Brief
Give the number of lines that contain the string "title", please, and nothing else.

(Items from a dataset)
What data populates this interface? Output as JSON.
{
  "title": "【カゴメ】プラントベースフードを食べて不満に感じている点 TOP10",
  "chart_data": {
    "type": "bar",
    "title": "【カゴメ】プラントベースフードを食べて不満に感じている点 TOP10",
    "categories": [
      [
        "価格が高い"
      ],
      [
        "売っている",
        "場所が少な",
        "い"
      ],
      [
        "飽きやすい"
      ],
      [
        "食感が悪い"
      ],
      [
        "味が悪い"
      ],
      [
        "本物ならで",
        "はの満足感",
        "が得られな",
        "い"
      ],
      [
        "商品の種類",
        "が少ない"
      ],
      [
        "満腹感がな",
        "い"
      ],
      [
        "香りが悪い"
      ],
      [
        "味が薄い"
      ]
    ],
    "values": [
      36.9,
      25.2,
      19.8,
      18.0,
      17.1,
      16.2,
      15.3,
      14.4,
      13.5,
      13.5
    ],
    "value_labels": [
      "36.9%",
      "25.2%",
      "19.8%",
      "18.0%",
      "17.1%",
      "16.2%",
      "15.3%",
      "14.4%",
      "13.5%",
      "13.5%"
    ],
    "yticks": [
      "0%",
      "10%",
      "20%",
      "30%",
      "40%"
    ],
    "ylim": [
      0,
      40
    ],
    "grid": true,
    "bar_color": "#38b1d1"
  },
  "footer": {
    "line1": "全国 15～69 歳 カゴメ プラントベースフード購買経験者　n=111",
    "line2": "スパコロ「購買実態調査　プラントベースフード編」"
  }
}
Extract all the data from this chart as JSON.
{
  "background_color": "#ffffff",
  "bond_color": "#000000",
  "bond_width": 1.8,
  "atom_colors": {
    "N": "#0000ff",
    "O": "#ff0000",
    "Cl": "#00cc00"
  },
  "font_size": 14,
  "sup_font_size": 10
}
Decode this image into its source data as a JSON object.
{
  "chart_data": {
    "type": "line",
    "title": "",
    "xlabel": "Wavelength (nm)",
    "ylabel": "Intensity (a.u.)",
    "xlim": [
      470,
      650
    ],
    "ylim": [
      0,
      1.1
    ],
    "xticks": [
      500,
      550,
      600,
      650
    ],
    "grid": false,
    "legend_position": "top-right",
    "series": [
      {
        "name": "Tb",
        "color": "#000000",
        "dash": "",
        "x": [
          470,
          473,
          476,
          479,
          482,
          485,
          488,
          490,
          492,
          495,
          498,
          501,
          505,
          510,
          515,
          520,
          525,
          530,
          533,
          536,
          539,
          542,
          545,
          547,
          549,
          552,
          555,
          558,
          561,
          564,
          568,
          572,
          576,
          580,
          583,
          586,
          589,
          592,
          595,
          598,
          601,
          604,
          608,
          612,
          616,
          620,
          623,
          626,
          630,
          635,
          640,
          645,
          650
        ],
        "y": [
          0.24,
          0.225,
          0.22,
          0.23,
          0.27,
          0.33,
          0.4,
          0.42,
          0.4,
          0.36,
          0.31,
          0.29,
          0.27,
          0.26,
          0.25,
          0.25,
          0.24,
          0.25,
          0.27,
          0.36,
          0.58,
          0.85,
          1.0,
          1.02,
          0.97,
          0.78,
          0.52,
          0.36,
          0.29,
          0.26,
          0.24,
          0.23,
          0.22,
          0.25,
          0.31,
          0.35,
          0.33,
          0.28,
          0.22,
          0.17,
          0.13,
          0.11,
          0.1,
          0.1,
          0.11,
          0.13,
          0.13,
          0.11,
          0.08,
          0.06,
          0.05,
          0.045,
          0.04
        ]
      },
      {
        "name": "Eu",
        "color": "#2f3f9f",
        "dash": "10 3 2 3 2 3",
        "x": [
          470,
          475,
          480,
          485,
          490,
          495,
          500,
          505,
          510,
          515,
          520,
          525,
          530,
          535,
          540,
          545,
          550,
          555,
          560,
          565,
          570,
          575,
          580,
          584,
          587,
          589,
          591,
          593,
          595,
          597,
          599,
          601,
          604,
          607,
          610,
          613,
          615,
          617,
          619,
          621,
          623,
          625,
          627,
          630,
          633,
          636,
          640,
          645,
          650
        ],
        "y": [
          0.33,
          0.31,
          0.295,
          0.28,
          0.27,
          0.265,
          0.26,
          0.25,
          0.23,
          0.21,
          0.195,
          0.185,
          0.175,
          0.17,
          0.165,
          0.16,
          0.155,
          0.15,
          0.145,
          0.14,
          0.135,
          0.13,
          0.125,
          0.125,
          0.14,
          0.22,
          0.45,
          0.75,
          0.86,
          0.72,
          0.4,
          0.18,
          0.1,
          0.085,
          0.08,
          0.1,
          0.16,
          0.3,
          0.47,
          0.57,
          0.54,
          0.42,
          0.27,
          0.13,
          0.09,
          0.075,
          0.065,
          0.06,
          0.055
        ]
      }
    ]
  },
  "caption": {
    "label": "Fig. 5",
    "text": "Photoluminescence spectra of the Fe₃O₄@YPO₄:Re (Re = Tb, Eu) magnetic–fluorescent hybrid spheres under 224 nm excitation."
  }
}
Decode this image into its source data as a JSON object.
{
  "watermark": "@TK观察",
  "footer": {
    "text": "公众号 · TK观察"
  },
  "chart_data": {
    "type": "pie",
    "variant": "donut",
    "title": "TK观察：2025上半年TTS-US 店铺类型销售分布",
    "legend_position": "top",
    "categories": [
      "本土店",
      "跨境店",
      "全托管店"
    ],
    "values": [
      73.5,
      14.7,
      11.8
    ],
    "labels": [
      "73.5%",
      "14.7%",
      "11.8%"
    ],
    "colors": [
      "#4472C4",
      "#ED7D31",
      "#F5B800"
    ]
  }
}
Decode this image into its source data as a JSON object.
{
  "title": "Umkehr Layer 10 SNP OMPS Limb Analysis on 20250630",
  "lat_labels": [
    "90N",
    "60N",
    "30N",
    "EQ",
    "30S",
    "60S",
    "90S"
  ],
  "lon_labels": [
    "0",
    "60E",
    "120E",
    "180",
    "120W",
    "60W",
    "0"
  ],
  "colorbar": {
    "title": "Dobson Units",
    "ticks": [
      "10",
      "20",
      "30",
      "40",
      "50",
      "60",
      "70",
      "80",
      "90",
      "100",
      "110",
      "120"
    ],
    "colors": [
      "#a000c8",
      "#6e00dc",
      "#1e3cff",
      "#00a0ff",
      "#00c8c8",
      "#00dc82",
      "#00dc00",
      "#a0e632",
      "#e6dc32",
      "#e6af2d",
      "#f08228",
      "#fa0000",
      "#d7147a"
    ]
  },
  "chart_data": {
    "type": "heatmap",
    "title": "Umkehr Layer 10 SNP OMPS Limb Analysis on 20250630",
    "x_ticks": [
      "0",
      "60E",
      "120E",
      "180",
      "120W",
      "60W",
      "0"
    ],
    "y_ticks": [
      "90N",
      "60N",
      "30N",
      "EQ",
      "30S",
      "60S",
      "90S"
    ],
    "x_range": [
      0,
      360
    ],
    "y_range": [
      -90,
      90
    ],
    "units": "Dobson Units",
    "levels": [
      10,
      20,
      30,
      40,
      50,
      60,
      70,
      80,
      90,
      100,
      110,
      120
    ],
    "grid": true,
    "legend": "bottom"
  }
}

Finished exercise
7